> _Given exercise_: Using the records that follow, copy every line containing the word "Experience".

> _Records about charts and figures_:
-- Start --

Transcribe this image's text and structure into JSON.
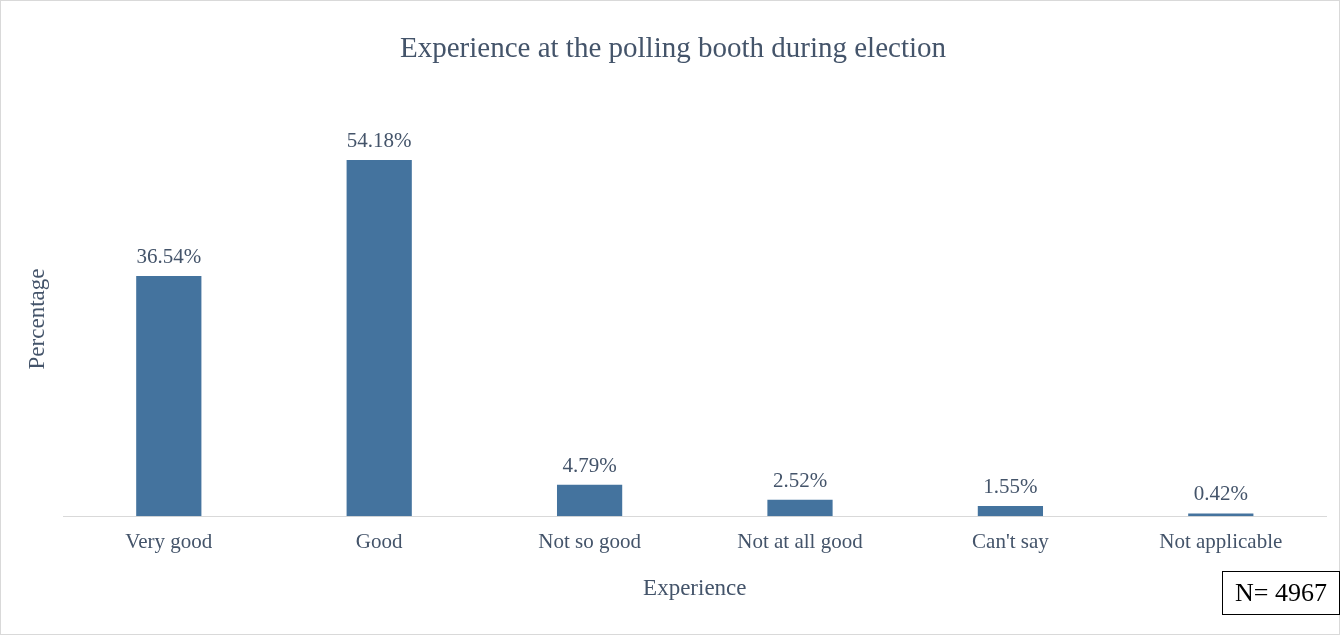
{
  "chart_data": {
    "type": "bar",
    "title": "Experience at the polling booth during election",
    "xlabel": "Experience",
    "ylabel": "Percentage",
    "categories": [
      "Very good",
      "Good",
      "Not so good",
      "Not at all good",
      "Can't say",
      "Not applicable"
    ],
    "values": [
      36.54,
      54.18,
      4.79,
      2.52,
      1.55,
      0.42
    ],
    "value_labels": [
      "36.54%",
      "54.18%",
      "4.79%",
      "2.52%",
      "1.55%",
      "0.42%"
    ],
    "color": "#44739e",
    "annotations": [
      "N=  4967"
    ]
  }
}
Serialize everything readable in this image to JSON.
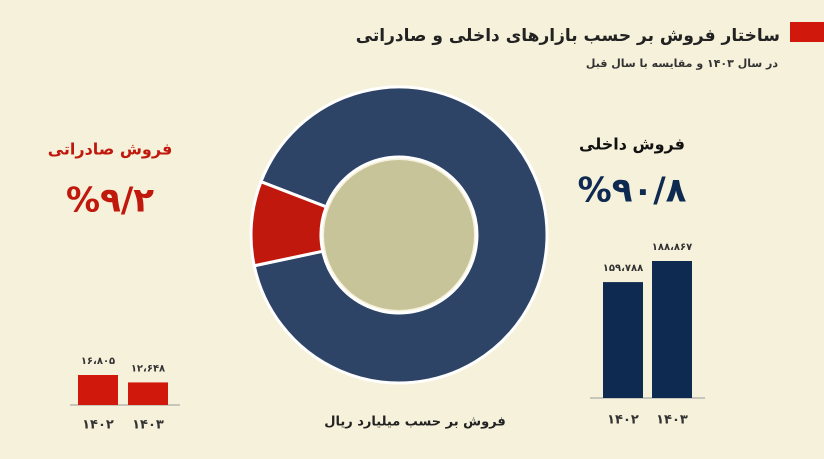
{
  "header": {
    "title": "ساختار فروش بر حسب بازارهای داخلی و صادراتی",
    "subtitle": "در سال ۱۴۰۳ و مقایسه با سال قبل"
  },
  "footer": "فروش  بر حسب میلیارد ریال",
  "chart_data": [
    {
      "type": "pie",
      "donut": true,
      "categories": [
        "فروش داخلی",
        "فروش صادراتی"
      ],
      "values": [
        90.8,
        9.2
      ],
      "value_labels": [
        "%۹۰/۸",
        "%۹/۲"
      ],
      "colors": [
        "#2e4466",
        "#c0180c"
      ]
    },
    {
      "type": "bar",
      "categories": [
        "۱۴۰۲",
        "۱۴۰۳"
      ],
      "values": [
        159788,
        188867
      ],
      "value_labels": [
        "۱۵۹،۷۸۸",
        "۱۸۸،۸۶۷"
      ],
      "color": "#0f2a50"
    },
    {
      "type": "bar",
      "categories": [
        "۱۴۰۲",
        "۱۴۰۳"
      ],
      "values": [
        16805,
        12648
      ],
      "value_labels": [
        "۱۶،۸۰۵",
        "۱۲،۶۴۸"
      ],
      "color": "#d0180c"
    }
  ]
}
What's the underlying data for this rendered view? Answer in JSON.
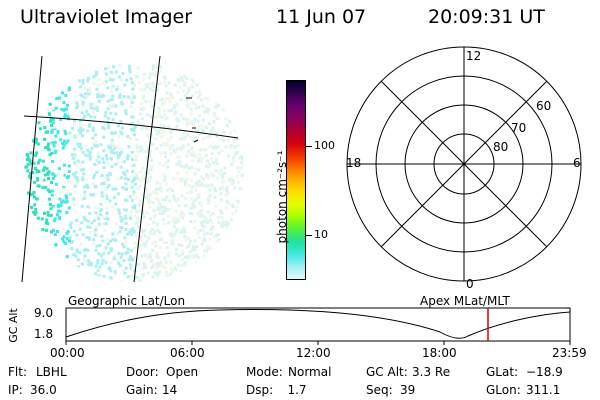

-- End --

> _Task response_:
    "title": "Experience at the polling booth during election",
    "xlabel": "Experience",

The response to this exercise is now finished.